### BRIEF:
Give every line of the entries below as a numbered list, leaving out blank lines and the pictures.

### DATA:
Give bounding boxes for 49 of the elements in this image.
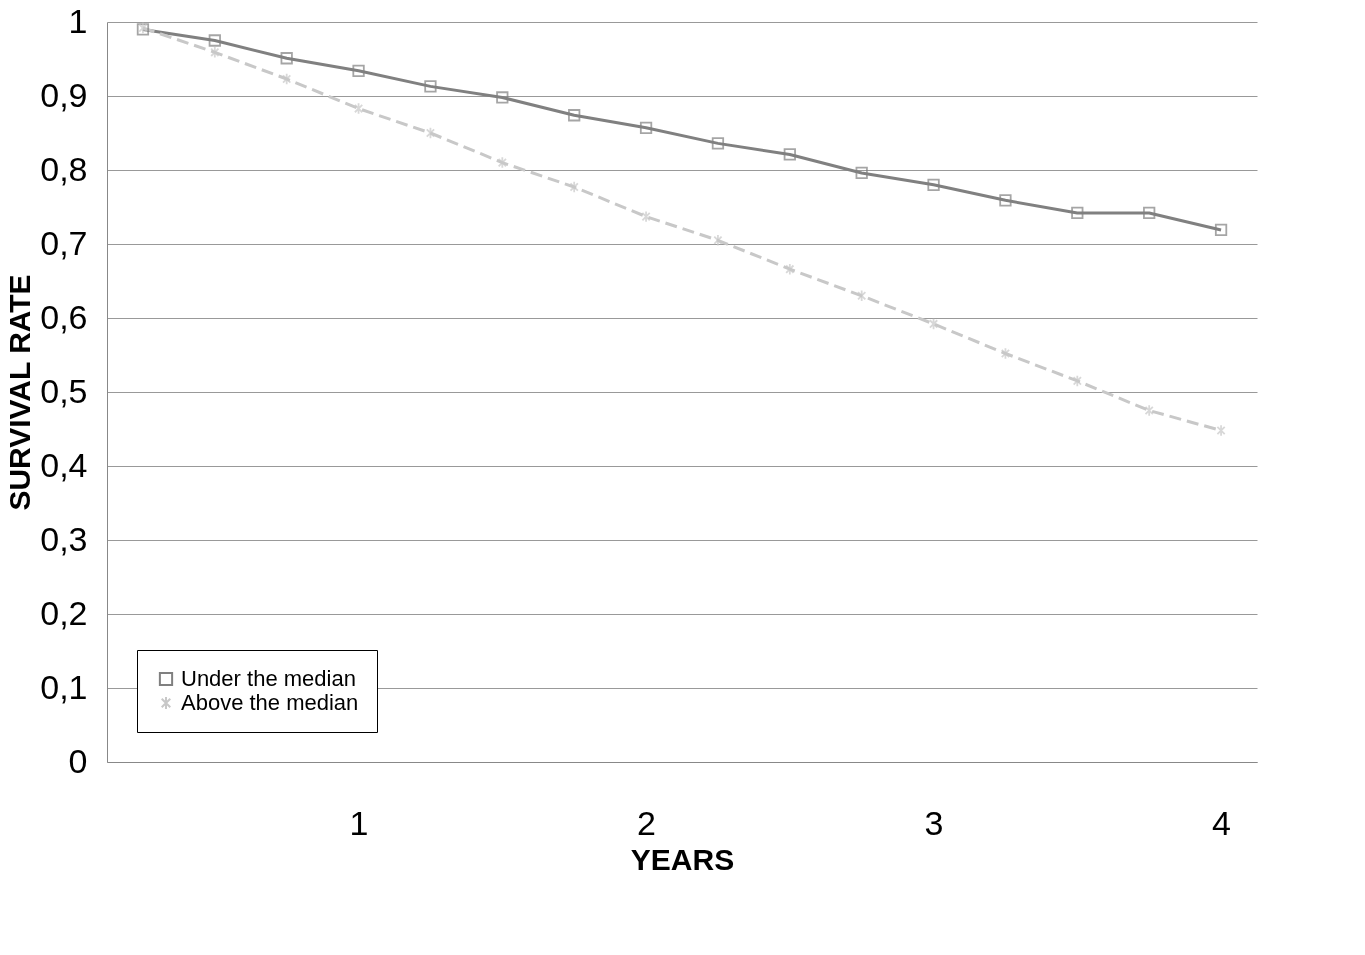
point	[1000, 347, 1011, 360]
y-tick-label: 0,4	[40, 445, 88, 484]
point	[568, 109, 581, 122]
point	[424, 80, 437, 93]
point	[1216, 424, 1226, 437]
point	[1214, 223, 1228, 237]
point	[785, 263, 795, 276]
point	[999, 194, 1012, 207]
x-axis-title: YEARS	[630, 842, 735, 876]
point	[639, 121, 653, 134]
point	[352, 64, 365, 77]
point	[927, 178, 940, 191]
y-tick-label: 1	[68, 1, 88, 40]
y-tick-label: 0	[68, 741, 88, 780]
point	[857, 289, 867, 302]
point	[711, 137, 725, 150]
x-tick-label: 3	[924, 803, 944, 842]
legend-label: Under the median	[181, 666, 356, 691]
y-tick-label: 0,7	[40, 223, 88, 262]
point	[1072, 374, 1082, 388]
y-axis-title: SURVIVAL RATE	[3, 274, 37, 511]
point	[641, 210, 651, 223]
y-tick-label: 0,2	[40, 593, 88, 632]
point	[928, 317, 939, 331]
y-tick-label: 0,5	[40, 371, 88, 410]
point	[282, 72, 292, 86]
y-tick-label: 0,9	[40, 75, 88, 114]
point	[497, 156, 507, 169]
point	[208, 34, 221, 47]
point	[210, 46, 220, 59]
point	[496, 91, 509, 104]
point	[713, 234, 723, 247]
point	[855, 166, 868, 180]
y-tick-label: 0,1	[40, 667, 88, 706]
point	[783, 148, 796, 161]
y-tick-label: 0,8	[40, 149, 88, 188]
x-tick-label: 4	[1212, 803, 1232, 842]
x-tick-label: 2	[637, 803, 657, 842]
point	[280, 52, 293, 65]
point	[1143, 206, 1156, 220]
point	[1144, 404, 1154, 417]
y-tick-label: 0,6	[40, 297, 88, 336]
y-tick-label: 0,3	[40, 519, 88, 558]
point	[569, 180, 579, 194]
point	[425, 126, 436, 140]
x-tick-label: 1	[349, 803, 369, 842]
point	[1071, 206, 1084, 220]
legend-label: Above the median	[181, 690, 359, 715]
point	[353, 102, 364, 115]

### EXERCISE ANSWER:
1. Give bounding boxes for 49 of the elements in this image.
2. point	[1000, 347, 1011, 360]
3. y-tick-label: 0,4	[40, 445, 88, 484]
4. point	[568, 109, 581, 122]
5. point	[424, 80, 437, 93]
6. point	[1216, 424, 1226, 437]
7. point	[1214, 223, 1228, 237]
8. point	[785, 263, 795, 276]
9. point	[999, 194, 1012, 207]
10. x-axis-title: YEARS	[630, 842, 735, 876]
11. point	[639, 121, 653, 134]
12. point	[352, 64, 365, 77]
13. point	[927, 178, 940, 191]
14. y-tick-label: 1	[68, 1, 88, 40]
15. y-tick-label: 0	[68, 741, 88, 780]
16. point	[857, 289, 867, 302]
17. point	[711, 137, 725, 150]
18. x-tick-label: 3	[924, 803, 944, 842]
19. legend-label: Under the median	[181, 666, 356, 691]
20. y-tick-label: 0,7	[40, 223, 88, 262]
21. point	[1072, 374, 1082, 388]
22. y-axis-title: SURVIVAL RATE	[3, 274, 37, 511]
23. point	[641, 210, 651, 223]
24. y-tick-label: 0,2	[40, 593, 88, 632]
25. point	[928, 317, 939, 331]
26. y-tick-label: 0,5	[40, 371, 88, 410]
27. point	[282, 72, 292, 86]
28. y-tick-label: 0,9	[40, 75, 88, 114]
29. point	[497, 156, 507, 169]
30. point	[208, 34, 221, 47]
31. point	[210, 46, 220, 59]
32. point	[496, 91, 509, 104]
33. point	[713, 234, 723, 247]
34. point	[855, 166, 868, 180]
35. y-tick-label: 0,1	[40, 667, 88, 706]
36. point	[783, 148, 796, 161]
37. y-tick-label: 0,8	[40, 149, 88, 188]
38. x-tick-label: 4	[1212, 803, 1232, 842]
39. x-tick-label: 2	[637, 803, 657, 842]
40. point	[280, 52, 293, 65]
41. point	[1143, 206, 1156, 220]
42. point	[1144, 404, 1154, 417]
43. y-tick-label: 0,6	[40, 297, 88, 336]
44. y-tick-label: 0,3	[40, 519, 88, 558]
45. point	[569, 180, 579, 194]
46. point	[425, 126, 436, 140]
47. x-tick-label: 1	[349, 803, 369, 842]
48. point	[1071, 206, 1084, 220]
49. legend-label: Above the median	[181, 690, 359, 715]
50. point	[353, 102, 364, 115]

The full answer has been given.